[Exercise] Gather all lines with the word "kultury" in them.

[Supplied records]
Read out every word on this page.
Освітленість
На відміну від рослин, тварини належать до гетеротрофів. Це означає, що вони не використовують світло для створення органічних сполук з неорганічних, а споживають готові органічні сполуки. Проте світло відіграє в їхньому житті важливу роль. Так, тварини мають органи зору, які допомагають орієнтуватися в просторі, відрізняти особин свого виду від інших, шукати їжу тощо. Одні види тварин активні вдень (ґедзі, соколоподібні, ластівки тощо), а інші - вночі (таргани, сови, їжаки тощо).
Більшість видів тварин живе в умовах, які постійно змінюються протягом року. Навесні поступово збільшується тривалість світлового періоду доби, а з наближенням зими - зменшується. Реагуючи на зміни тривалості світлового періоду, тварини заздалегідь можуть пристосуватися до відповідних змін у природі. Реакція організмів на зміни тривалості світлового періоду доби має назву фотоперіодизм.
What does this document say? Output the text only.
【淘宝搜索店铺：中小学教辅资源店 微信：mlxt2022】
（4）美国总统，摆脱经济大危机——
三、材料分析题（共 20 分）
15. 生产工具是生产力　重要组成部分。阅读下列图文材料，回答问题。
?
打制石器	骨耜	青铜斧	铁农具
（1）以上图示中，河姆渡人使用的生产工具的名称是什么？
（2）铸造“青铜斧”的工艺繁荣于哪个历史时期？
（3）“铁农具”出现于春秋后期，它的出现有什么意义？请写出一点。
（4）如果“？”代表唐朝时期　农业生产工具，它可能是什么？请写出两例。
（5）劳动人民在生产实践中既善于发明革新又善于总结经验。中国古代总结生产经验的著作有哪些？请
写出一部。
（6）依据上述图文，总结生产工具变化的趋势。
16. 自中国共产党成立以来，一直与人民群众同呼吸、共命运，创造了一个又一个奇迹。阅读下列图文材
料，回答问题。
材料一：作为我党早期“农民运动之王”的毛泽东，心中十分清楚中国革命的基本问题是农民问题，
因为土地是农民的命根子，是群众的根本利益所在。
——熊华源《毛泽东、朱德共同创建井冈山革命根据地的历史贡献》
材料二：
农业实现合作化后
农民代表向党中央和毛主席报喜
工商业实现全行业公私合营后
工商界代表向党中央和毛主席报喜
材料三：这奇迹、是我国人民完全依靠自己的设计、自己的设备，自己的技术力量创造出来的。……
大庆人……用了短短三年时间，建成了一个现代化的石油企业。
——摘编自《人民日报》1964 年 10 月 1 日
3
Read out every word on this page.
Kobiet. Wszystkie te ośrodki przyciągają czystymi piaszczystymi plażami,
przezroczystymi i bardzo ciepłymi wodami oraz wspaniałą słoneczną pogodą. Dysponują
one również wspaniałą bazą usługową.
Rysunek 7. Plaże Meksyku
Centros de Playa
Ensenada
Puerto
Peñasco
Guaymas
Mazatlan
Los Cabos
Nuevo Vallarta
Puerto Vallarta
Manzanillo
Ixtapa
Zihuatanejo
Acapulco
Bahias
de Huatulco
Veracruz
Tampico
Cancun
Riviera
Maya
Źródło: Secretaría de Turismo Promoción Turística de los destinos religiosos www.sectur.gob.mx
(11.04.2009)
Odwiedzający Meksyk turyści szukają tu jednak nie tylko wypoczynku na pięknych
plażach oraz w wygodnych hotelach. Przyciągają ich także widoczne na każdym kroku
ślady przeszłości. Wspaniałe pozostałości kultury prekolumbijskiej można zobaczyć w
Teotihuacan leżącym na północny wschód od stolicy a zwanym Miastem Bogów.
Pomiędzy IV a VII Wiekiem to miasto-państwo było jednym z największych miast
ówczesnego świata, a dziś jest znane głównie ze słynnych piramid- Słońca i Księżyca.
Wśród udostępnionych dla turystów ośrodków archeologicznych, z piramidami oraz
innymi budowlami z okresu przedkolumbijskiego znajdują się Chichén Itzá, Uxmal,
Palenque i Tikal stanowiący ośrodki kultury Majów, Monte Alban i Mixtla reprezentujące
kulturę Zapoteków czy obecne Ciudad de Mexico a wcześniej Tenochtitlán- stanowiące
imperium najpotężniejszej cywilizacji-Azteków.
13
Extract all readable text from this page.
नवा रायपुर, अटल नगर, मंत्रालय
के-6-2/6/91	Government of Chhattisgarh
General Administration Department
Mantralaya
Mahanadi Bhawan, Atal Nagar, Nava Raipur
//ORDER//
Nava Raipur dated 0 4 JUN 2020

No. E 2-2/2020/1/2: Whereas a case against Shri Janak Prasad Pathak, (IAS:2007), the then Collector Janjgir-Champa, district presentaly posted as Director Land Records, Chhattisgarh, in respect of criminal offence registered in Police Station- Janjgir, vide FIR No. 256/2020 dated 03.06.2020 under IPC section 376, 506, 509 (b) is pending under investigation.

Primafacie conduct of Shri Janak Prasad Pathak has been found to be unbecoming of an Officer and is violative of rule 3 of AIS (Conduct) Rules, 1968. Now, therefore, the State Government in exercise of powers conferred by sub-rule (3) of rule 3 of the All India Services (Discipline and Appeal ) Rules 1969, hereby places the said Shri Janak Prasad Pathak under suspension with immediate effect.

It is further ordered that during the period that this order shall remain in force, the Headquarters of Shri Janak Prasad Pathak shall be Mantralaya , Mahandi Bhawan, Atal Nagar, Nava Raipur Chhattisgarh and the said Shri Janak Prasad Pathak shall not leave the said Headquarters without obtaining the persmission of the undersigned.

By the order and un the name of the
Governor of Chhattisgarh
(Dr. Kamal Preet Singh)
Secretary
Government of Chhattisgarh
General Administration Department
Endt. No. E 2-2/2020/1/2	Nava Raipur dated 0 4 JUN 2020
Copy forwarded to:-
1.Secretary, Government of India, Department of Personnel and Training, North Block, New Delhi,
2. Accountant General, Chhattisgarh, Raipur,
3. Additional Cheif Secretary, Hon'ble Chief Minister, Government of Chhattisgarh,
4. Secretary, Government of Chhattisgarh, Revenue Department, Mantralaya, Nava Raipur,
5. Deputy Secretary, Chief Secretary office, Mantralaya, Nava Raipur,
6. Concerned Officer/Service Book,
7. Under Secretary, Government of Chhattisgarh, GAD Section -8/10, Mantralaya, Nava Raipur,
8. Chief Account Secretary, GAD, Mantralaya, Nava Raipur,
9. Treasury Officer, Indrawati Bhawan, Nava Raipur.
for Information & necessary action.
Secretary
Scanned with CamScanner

[Solved problem]
ślady przeszłości. Wspaniałe pozostałości kultury prekolumbijskiej można zobaczyć w
Palenque i Tikal stanowiący ośrodki kultury Majów, Monte Alban i Mixtla reprezentujące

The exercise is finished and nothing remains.